• **Dataset items**:
* * *
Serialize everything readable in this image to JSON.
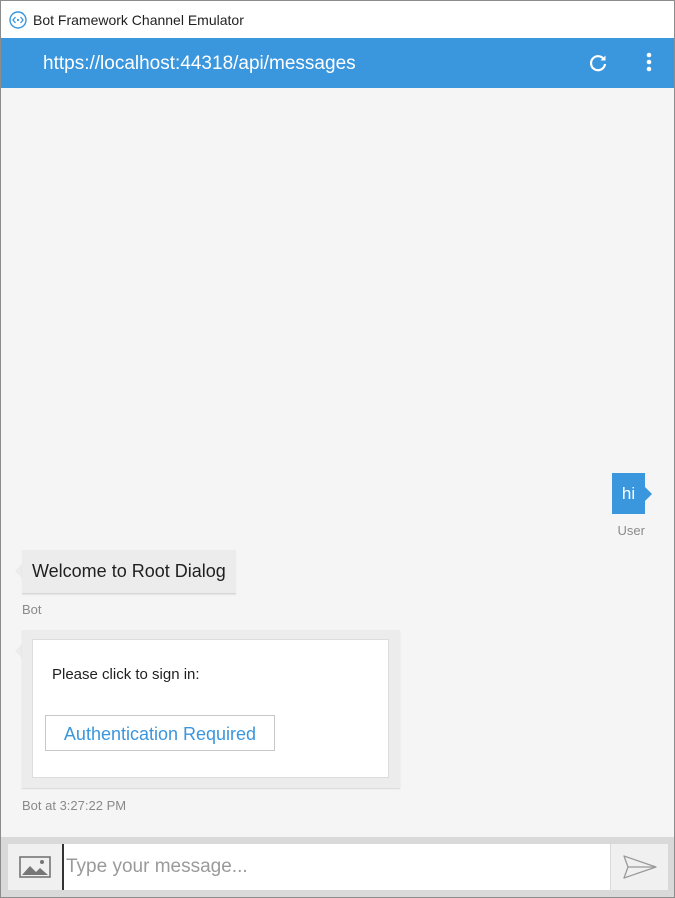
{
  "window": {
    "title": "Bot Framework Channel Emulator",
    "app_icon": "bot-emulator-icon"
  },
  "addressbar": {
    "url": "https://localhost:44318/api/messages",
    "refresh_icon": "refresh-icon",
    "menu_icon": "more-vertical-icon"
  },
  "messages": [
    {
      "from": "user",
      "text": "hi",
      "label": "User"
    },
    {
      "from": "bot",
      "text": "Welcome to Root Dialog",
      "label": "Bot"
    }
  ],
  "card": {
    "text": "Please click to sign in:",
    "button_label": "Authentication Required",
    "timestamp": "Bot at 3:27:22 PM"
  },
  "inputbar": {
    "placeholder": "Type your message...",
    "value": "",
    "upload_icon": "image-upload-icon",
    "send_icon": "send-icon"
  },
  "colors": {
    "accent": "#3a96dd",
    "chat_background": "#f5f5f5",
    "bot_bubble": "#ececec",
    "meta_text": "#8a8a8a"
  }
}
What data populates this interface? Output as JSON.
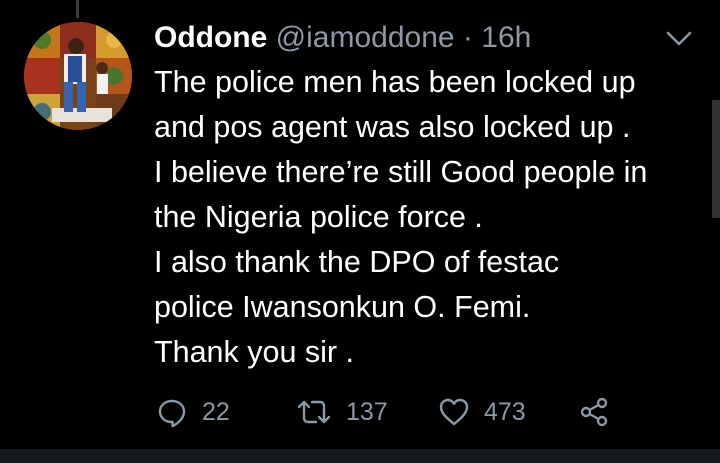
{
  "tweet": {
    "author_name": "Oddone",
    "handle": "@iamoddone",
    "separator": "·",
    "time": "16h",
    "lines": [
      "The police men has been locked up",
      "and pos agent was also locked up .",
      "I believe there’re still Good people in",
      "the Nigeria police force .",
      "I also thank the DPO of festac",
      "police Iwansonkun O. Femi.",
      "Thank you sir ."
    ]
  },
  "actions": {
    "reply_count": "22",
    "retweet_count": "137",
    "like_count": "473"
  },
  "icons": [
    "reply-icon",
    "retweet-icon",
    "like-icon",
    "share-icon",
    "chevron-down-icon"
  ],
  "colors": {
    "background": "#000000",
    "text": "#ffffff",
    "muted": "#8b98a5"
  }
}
* * *
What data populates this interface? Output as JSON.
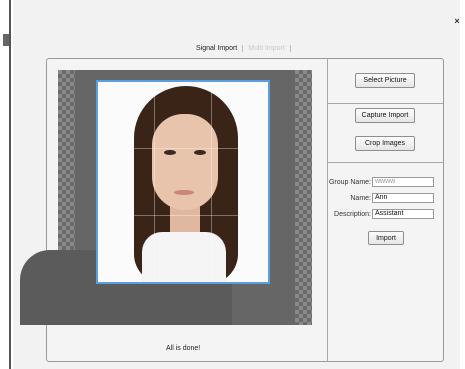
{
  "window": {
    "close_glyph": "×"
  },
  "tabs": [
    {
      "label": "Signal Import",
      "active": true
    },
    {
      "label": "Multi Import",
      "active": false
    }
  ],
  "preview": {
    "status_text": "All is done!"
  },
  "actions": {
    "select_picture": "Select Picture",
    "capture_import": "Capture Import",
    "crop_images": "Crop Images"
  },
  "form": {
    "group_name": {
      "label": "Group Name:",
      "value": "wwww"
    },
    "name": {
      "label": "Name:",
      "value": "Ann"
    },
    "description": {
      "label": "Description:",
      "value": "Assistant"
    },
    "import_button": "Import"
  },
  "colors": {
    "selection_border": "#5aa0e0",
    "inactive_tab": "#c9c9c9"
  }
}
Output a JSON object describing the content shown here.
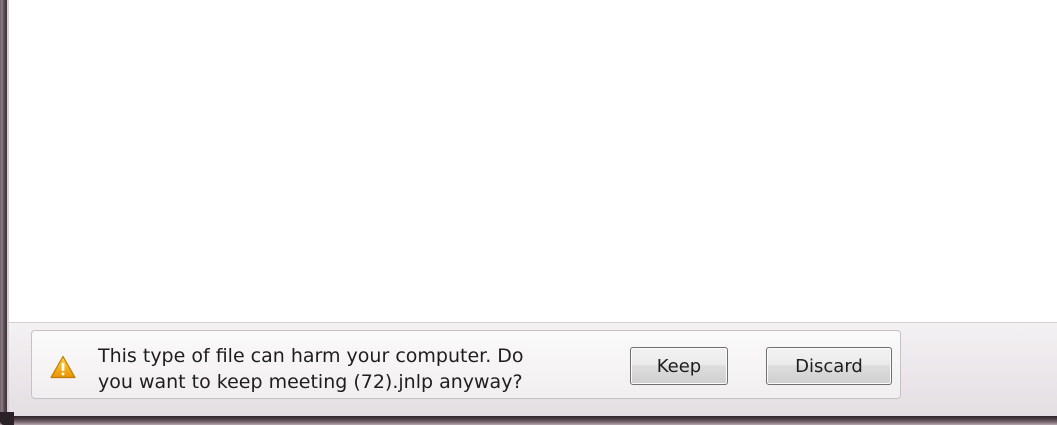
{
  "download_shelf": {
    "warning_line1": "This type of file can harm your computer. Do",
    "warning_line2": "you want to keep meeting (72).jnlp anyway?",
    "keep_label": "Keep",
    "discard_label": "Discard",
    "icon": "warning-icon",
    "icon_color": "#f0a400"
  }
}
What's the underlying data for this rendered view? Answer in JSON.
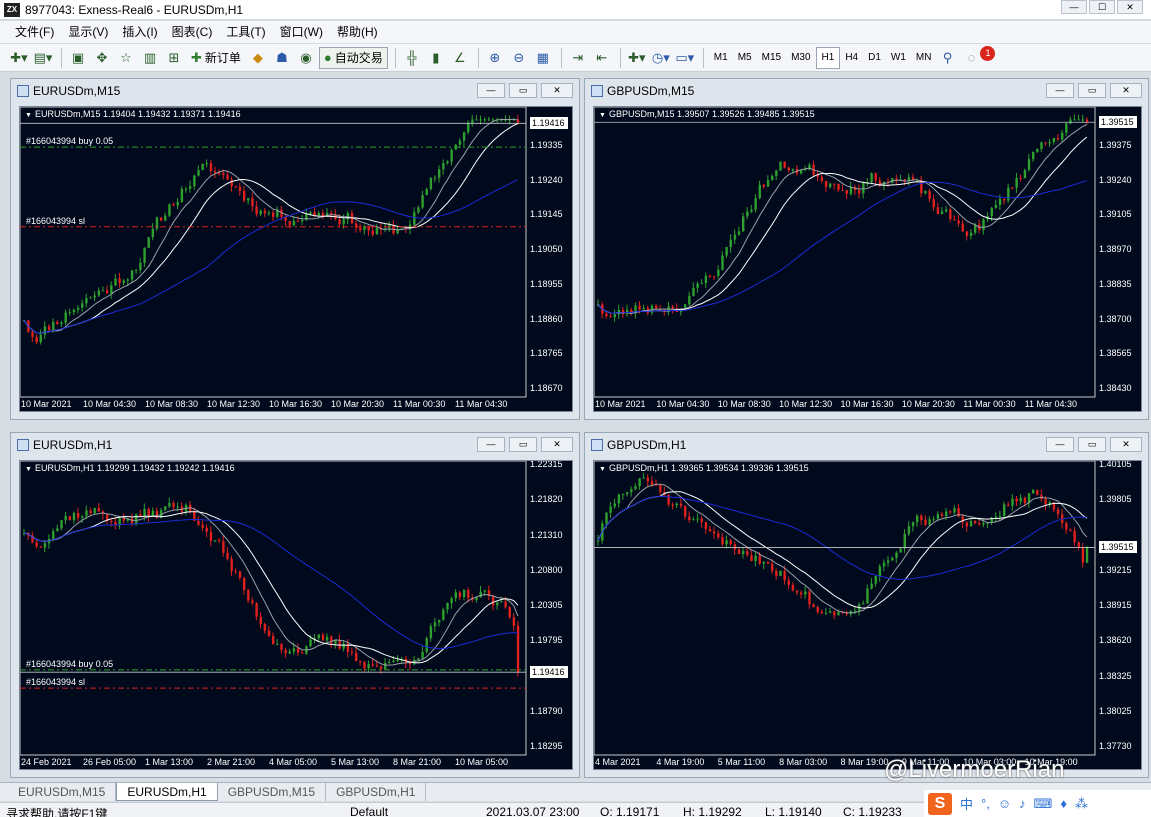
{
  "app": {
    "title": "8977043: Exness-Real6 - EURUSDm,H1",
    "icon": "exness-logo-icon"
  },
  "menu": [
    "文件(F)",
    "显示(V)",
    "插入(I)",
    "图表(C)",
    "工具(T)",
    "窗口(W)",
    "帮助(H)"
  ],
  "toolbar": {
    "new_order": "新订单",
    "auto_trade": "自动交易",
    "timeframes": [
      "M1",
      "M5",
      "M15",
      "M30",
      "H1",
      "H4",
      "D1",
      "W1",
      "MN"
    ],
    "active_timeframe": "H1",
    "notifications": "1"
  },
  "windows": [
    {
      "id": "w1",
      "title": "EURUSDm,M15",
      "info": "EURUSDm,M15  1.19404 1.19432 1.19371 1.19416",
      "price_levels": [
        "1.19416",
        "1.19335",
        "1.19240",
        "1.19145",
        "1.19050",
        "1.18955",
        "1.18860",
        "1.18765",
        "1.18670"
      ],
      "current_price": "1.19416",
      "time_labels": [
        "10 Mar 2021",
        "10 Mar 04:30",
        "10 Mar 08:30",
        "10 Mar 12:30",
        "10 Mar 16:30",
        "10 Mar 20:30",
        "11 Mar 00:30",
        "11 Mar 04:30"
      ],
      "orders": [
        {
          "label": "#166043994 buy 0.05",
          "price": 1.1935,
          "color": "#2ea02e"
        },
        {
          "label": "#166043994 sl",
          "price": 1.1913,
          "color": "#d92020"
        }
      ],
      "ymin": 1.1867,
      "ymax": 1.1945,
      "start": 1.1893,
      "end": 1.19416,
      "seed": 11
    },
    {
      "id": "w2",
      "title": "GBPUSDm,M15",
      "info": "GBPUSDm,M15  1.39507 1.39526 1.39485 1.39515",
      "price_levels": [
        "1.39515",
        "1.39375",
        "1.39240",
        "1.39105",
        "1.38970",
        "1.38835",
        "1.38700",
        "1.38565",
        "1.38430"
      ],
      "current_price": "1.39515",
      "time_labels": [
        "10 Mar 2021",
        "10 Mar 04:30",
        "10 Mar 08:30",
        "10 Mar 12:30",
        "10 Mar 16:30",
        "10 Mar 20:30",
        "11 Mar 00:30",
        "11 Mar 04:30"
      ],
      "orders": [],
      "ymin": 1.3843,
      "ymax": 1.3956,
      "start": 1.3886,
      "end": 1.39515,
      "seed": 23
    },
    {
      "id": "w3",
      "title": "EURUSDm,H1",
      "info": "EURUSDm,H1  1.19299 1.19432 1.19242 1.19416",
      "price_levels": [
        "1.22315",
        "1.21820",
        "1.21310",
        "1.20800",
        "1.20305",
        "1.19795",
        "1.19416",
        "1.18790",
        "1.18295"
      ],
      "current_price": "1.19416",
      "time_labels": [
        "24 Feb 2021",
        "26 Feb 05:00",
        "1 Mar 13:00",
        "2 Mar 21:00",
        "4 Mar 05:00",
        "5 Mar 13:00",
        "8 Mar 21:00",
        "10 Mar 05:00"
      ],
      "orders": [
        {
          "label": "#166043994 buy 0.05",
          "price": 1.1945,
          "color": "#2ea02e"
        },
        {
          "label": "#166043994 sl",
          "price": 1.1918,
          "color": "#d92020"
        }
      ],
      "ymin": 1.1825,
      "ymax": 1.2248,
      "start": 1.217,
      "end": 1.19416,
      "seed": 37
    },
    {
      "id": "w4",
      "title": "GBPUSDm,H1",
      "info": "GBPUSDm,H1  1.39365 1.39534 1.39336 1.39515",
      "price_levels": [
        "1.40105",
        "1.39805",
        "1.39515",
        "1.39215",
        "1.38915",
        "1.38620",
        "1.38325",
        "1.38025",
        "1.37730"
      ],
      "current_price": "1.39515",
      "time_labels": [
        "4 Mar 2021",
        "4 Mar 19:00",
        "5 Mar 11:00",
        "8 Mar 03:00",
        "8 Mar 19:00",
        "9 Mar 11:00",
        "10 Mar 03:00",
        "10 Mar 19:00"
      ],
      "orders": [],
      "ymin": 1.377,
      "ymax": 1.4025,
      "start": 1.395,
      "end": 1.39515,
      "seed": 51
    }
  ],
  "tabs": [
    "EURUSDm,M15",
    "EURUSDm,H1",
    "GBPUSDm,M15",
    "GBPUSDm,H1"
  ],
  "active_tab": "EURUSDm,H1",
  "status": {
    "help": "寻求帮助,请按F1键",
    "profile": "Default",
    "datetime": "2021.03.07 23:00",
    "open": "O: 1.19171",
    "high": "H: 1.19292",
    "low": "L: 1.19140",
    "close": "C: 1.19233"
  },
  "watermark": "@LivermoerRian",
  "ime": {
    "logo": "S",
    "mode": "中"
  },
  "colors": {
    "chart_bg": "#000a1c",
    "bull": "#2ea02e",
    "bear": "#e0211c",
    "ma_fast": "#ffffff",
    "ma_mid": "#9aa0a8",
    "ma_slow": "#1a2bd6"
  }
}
* * *
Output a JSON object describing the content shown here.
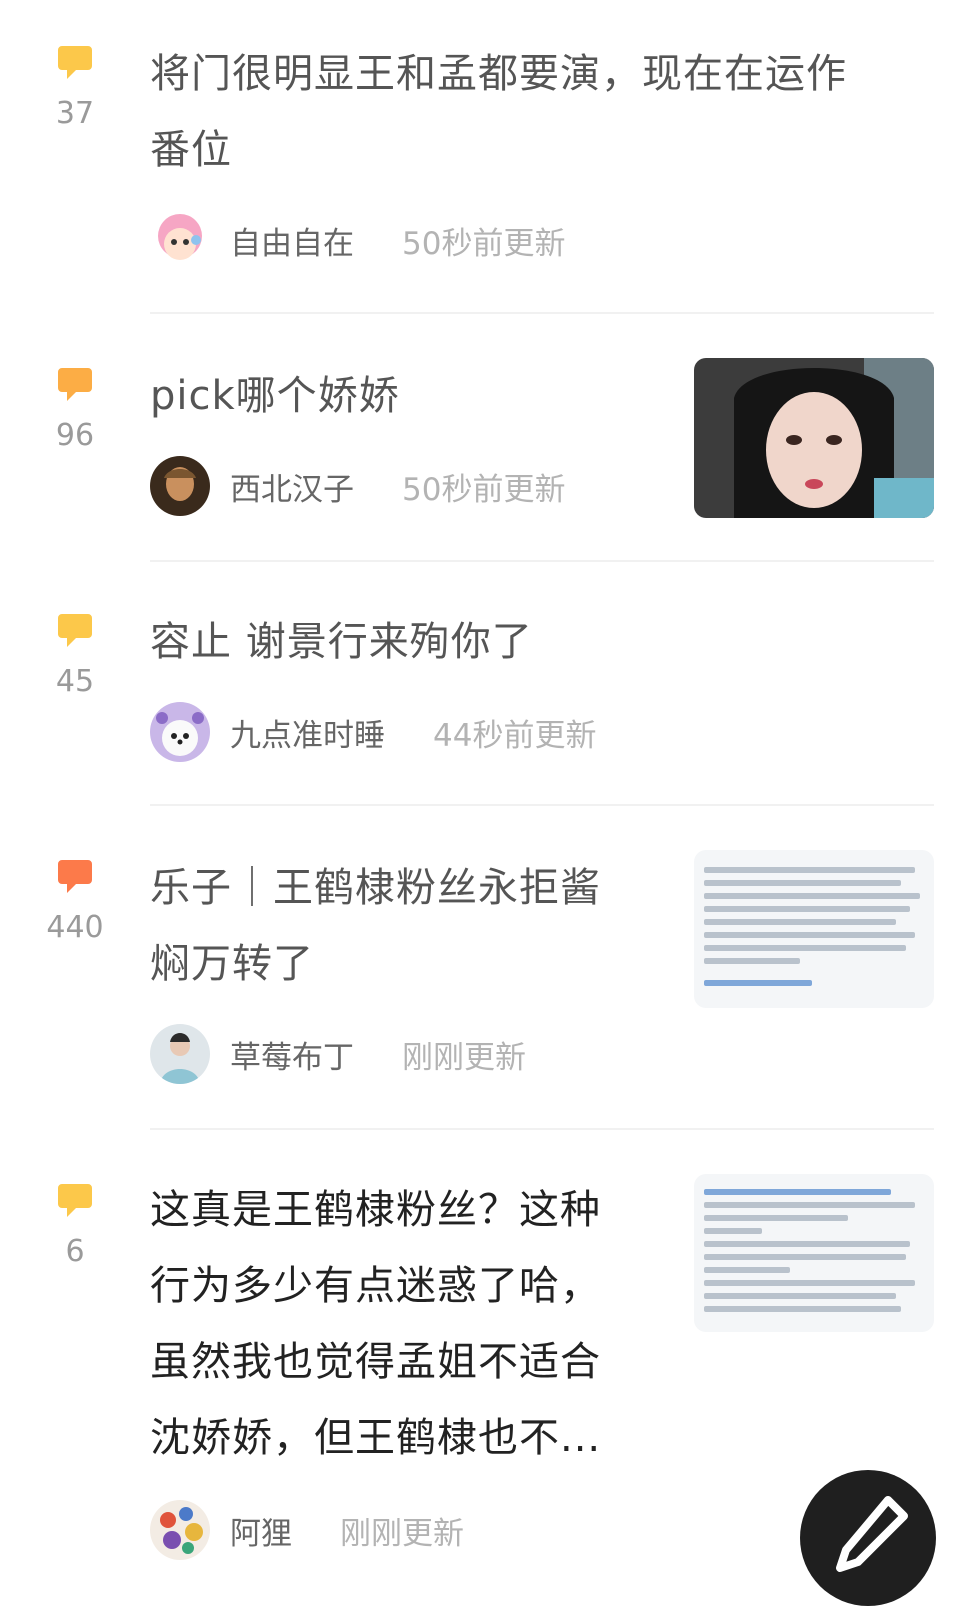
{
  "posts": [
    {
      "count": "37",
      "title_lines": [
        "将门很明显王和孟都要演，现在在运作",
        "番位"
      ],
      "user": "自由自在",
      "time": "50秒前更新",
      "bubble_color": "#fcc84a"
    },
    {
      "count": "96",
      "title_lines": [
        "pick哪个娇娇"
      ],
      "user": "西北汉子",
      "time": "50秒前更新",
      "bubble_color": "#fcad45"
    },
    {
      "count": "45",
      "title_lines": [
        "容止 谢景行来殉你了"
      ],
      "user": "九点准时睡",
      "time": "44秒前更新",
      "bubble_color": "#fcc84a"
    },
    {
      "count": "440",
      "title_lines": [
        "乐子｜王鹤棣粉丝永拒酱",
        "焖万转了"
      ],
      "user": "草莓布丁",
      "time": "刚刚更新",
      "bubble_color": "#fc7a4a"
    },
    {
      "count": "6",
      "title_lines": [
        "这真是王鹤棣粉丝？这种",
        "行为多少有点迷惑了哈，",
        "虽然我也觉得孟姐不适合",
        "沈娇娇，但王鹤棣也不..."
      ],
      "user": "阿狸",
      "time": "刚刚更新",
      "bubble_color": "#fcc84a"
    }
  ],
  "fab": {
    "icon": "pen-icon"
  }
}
* * *
• **Task objective**: Locate all lines in the listing above with the word "EURUSDm" and copy them.

• **Solution to this exercise**:
    "title": "8977043: Exness-Real6 - EURUSDm,H1",
      "title": "EURUSDm,M15",
      "info": "EURUSDm,M15  1.19404 1.19432 1.19371 1.19416",
      "title": "EURUSDm,H1",
      "info": "EURUSDm,H1  1.19299 1.19432 1.19242 1.19416",
    "EURUSDm,M15",
    "EURUSDm,H1",
  "active_tab": "EURUSDm,H1",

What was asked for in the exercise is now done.